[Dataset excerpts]
-- begin --

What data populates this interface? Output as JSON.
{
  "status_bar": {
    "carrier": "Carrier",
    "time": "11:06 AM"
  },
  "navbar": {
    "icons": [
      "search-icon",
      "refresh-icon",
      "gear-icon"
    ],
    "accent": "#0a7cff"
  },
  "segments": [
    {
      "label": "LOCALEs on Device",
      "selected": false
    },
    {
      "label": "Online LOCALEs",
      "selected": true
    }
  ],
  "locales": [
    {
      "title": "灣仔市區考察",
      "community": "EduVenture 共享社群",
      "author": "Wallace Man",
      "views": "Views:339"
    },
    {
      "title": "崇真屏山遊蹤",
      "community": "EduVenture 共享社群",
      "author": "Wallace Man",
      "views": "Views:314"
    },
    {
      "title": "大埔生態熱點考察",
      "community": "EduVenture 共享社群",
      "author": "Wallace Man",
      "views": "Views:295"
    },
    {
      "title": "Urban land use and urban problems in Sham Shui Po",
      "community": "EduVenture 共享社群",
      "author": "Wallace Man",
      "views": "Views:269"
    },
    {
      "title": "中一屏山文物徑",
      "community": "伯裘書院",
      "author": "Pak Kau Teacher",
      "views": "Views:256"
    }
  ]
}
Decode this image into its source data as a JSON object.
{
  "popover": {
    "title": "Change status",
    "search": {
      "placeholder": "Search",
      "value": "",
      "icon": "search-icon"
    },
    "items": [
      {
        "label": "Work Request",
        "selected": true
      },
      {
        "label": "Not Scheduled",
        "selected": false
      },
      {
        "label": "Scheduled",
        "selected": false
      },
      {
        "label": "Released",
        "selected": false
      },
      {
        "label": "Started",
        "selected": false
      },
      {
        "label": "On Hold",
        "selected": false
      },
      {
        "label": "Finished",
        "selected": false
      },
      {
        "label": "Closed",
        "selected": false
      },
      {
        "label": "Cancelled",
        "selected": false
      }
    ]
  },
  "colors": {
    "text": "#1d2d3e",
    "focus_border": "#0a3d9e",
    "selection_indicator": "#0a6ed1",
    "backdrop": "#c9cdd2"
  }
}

-- end --
-- begin --

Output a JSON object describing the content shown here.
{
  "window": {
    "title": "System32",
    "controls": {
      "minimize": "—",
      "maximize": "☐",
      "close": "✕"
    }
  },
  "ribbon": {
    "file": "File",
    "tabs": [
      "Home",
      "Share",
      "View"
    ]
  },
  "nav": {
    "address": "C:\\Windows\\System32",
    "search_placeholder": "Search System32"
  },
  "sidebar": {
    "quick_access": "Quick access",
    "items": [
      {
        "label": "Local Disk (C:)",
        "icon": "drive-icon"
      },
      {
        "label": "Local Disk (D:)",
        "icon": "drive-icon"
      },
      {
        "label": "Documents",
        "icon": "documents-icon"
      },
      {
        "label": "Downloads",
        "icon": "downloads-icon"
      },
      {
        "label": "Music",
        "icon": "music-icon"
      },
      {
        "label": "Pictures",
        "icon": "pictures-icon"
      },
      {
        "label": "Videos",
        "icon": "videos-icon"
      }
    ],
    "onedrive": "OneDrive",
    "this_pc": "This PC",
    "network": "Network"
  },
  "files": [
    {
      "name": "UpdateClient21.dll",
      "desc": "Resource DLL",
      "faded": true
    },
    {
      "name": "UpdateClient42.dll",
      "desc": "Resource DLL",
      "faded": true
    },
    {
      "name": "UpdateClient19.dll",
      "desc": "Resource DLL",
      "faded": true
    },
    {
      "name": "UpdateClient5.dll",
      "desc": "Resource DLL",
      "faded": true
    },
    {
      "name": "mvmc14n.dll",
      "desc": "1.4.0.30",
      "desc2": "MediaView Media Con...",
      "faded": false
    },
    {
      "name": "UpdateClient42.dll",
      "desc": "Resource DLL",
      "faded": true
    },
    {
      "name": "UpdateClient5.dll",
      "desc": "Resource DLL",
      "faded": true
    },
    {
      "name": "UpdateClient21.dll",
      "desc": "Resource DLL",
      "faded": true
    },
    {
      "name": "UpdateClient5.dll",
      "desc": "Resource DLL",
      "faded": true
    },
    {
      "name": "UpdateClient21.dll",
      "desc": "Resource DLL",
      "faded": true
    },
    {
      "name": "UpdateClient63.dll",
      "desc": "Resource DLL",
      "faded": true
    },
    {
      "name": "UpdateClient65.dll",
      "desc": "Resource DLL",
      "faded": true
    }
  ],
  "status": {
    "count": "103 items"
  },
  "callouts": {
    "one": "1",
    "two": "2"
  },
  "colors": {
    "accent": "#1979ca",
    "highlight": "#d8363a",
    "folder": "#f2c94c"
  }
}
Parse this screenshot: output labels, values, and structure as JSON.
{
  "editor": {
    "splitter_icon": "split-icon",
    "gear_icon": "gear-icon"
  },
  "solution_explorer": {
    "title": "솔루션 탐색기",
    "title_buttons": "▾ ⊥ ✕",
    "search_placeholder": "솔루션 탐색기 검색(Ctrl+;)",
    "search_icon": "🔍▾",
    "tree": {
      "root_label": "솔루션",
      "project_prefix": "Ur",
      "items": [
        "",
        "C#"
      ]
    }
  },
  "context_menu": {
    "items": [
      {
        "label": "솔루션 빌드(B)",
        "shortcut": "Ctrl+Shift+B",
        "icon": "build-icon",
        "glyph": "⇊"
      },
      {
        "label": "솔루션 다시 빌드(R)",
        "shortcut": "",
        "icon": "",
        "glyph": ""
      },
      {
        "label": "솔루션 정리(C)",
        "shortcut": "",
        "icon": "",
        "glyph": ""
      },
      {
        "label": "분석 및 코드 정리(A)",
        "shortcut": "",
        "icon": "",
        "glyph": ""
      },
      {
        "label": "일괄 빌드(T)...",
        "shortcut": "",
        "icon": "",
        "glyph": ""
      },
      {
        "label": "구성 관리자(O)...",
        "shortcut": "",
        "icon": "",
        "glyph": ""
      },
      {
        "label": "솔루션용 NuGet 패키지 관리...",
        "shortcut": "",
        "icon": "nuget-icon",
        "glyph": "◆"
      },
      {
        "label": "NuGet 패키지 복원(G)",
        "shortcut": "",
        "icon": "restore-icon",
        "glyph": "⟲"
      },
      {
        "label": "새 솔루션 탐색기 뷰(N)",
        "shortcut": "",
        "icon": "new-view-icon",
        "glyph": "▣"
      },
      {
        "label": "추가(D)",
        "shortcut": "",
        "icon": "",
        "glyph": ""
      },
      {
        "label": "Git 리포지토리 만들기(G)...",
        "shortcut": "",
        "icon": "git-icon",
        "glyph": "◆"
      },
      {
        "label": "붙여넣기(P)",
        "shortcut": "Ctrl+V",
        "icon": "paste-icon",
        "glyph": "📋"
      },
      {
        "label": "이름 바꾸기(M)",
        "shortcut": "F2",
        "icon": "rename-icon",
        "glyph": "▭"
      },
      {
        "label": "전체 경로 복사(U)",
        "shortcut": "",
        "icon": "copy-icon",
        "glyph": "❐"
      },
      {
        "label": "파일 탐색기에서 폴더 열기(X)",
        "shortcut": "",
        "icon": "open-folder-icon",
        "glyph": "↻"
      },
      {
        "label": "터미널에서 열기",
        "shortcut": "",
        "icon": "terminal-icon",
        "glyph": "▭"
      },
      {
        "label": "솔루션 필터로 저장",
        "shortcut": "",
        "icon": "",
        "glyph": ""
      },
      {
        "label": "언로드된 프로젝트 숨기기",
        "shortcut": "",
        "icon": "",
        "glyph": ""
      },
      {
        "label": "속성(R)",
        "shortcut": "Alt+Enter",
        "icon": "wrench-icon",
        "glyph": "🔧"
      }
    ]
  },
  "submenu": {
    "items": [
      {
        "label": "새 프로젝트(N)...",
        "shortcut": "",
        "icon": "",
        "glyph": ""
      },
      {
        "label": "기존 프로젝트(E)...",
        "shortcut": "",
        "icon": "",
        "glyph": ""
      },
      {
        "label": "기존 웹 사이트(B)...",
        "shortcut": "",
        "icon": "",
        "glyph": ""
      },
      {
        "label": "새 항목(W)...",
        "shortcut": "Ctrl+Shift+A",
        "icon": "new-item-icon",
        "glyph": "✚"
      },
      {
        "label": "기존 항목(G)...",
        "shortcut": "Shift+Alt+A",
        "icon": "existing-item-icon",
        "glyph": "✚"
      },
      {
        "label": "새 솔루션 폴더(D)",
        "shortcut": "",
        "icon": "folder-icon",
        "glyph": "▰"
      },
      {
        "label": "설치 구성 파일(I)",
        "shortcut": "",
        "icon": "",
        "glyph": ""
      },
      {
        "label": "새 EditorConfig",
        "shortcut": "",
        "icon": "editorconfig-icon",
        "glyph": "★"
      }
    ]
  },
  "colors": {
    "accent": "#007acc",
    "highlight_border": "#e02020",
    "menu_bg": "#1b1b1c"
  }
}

-- end --

Exercise objective >>
From the entries above, copy out every line where the string "Ctrl" appears.

Result of the task >>
    "search_placeholder": "솔루션 탐색기 검색(Ctrl+;)",
        "shortcut": "Ctrl+Shift+B",
        "shortcut": "Ctrl+V",
        "shortcut": "Ctrl+Shift+A",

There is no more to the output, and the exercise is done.